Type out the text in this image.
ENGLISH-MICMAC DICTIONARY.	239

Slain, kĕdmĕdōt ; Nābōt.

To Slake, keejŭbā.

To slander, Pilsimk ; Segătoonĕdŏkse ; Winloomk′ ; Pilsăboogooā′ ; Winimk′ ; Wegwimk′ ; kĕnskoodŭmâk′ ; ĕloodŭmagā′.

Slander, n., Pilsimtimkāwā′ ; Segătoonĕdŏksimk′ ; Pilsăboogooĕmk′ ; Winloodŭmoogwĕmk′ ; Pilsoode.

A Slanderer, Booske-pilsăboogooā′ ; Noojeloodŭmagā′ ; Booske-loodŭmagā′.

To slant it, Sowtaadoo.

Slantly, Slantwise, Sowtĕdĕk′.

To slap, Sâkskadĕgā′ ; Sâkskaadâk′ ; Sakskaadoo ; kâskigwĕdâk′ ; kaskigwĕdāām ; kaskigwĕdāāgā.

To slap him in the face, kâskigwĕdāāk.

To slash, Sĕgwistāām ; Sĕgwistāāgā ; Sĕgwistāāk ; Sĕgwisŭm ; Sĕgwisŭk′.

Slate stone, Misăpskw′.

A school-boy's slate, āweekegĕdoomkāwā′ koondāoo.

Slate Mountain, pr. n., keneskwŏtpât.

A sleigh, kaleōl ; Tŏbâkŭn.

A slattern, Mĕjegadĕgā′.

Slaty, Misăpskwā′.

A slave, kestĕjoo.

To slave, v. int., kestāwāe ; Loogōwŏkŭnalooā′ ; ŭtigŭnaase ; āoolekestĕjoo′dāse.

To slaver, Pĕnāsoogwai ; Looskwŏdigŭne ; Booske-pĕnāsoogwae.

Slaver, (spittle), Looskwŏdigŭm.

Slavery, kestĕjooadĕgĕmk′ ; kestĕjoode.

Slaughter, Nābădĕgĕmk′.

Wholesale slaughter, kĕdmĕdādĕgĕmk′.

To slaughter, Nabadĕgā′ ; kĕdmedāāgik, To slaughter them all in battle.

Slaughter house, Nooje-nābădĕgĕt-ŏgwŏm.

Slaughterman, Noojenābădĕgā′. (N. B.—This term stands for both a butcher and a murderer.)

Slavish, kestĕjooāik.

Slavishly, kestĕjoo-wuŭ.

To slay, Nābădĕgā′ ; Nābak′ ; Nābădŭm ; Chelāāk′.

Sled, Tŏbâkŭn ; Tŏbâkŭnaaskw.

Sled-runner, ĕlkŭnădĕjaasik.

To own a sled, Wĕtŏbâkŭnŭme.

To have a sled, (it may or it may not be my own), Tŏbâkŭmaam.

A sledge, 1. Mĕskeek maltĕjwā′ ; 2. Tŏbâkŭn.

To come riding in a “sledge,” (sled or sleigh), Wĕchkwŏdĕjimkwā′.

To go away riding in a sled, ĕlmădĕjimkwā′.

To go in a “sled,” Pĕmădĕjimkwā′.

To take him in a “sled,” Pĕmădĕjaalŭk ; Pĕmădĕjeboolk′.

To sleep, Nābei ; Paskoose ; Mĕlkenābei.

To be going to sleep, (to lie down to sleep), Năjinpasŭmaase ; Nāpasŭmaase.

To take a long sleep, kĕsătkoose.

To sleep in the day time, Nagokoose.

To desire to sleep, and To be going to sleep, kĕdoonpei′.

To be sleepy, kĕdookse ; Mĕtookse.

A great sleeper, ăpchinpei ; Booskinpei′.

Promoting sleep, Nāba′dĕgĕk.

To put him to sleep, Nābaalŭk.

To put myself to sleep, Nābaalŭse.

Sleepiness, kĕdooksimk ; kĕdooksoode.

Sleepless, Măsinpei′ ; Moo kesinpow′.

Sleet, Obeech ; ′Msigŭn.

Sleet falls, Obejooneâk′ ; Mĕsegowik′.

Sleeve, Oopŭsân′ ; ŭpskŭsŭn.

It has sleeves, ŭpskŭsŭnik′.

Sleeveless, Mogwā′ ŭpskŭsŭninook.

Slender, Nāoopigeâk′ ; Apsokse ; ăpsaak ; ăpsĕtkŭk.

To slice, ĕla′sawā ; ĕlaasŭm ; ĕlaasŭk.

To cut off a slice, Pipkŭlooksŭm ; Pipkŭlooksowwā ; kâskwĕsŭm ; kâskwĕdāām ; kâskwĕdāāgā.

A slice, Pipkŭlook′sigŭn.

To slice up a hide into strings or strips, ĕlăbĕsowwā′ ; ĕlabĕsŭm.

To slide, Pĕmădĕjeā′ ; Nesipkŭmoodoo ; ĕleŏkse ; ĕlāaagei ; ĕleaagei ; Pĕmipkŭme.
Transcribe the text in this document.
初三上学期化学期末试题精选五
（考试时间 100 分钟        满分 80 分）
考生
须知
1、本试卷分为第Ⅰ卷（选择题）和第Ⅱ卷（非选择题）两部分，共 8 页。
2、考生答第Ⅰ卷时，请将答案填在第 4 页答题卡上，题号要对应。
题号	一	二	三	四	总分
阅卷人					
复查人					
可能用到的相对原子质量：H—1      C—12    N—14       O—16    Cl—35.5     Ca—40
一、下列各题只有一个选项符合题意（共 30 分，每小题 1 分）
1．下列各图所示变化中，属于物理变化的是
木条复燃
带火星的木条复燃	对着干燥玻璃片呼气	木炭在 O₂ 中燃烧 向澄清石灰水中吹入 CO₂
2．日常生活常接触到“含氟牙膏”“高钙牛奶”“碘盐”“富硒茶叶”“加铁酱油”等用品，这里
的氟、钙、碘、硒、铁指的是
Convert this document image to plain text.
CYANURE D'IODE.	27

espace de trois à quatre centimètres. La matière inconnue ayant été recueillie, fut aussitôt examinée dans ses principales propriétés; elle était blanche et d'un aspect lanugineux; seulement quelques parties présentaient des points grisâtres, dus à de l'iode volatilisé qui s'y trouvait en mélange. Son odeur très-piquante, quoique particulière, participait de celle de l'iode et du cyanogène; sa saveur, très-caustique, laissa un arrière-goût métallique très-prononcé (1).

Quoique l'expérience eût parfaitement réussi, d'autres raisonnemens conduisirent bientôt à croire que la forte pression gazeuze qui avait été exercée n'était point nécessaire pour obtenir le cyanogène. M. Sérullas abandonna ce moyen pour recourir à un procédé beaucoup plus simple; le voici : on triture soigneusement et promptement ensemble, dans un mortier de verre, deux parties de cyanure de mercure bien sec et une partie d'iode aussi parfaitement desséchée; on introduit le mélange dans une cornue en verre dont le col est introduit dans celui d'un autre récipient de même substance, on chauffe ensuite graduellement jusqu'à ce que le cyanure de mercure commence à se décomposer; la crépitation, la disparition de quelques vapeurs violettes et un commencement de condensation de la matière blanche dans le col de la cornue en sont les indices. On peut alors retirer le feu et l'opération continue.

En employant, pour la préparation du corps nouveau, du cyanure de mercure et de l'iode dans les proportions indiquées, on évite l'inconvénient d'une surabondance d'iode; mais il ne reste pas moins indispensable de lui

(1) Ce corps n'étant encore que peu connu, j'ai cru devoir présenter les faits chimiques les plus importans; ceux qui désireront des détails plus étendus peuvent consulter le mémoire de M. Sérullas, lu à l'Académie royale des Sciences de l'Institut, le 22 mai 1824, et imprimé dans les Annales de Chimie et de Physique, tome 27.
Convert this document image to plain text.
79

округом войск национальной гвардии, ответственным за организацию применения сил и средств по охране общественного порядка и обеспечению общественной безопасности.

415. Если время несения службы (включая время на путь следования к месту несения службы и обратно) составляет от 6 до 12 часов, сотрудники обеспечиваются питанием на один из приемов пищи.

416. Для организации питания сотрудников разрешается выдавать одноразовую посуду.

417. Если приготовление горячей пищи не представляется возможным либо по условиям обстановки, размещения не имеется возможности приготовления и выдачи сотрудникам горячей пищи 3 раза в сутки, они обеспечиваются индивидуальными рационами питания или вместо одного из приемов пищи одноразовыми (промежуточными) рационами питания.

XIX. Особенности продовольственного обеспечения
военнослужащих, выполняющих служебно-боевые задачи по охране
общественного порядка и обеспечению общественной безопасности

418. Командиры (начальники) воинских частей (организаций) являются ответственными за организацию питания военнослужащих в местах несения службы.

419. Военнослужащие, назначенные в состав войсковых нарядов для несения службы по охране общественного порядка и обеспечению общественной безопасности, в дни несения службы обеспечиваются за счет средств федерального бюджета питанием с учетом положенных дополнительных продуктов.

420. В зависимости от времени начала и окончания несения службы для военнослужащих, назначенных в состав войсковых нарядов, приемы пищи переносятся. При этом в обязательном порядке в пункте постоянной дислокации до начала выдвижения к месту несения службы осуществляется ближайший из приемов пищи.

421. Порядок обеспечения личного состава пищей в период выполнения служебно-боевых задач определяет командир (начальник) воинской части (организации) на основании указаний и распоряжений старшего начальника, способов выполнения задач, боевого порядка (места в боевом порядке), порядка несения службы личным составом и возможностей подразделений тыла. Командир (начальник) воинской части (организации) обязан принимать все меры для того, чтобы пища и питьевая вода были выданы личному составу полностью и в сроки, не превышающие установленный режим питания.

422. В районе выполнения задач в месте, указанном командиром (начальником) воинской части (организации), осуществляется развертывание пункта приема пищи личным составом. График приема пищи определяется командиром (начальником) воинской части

▸ Task to complete
All lines in the data that contain the word "общественного" should be copied.

▸ Reply
округом войск национальной гвардии, ответственным за организацию применения сил и средств по охране общественного порядка и обеспечению общественной безопасности.
общественного порядка и обеспечению общественной безопасности
419. Военнослужащие, назначенные в состав войсковых нарядов для несения службы по охране общественного порядка и обеспечению общественной безопасности, в дни несения службы обеспечиваются за счет средств федерального бюджета питанием с учетом положенных дополнительных продуктов.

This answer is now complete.